Saved entries:
● ● ● ●
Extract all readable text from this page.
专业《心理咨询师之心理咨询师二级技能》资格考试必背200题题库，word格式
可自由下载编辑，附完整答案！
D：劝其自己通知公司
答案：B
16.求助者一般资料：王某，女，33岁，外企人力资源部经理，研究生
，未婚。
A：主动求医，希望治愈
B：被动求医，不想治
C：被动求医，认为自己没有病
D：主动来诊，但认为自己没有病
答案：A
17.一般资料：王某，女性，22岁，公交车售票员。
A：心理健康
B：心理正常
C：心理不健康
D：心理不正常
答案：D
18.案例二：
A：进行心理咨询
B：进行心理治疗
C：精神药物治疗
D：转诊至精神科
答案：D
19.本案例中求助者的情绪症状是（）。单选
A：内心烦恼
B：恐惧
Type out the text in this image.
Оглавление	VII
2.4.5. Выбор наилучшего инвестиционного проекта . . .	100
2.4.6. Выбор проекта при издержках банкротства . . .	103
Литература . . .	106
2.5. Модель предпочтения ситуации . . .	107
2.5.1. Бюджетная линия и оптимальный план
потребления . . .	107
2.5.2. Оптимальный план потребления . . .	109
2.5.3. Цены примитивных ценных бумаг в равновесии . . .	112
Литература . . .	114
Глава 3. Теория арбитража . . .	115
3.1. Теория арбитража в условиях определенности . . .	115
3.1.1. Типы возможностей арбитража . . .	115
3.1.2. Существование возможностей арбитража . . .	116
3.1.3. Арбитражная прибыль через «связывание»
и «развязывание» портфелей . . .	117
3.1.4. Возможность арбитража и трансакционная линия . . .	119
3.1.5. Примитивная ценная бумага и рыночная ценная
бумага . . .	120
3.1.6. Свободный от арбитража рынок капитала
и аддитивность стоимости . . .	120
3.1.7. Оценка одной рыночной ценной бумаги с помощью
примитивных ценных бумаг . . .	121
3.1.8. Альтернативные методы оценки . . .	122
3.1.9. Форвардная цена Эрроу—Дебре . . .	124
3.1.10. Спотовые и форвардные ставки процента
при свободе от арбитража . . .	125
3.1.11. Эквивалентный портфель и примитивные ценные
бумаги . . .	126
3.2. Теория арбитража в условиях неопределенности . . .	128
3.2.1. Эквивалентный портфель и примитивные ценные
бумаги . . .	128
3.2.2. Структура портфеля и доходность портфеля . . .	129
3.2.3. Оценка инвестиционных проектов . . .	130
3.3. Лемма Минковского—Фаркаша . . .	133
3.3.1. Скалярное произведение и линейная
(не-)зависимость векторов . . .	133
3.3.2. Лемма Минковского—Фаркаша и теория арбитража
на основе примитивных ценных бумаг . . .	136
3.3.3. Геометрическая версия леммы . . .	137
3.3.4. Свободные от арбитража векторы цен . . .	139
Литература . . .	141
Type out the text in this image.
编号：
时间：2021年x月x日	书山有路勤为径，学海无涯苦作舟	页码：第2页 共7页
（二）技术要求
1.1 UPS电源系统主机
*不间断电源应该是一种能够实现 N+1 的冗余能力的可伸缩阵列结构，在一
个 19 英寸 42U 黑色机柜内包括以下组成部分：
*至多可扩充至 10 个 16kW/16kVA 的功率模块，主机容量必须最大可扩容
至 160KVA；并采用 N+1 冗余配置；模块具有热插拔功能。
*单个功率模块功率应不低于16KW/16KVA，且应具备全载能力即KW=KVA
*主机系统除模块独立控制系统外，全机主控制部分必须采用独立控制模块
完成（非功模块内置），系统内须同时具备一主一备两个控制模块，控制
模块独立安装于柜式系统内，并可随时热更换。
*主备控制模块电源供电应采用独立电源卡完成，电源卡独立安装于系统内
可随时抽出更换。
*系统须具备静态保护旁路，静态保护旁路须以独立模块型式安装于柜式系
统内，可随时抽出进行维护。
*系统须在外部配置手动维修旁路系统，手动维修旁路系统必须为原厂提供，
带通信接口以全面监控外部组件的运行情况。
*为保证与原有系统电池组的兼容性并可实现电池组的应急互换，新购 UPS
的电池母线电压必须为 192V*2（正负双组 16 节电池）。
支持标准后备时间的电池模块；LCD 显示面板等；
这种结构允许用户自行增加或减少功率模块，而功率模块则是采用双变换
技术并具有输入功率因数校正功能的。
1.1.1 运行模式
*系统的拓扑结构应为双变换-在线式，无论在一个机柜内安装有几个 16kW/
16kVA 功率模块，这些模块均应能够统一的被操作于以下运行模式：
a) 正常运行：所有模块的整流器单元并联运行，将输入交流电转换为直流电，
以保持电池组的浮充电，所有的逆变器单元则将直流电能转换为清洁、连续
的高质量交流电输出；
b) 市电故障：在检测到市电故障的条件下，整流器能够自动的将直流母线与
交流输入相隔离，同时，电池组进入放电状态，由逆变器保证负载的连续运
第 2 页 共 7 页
● ● ● ●
Short exercise ▸ Above are the records. Identify each line that contains the word "линия".

Answer ▸
2.5.1. Бюджетная линия и оптимальный план
3.1.4. Возможность арбитража и трансакционная линия . . .	119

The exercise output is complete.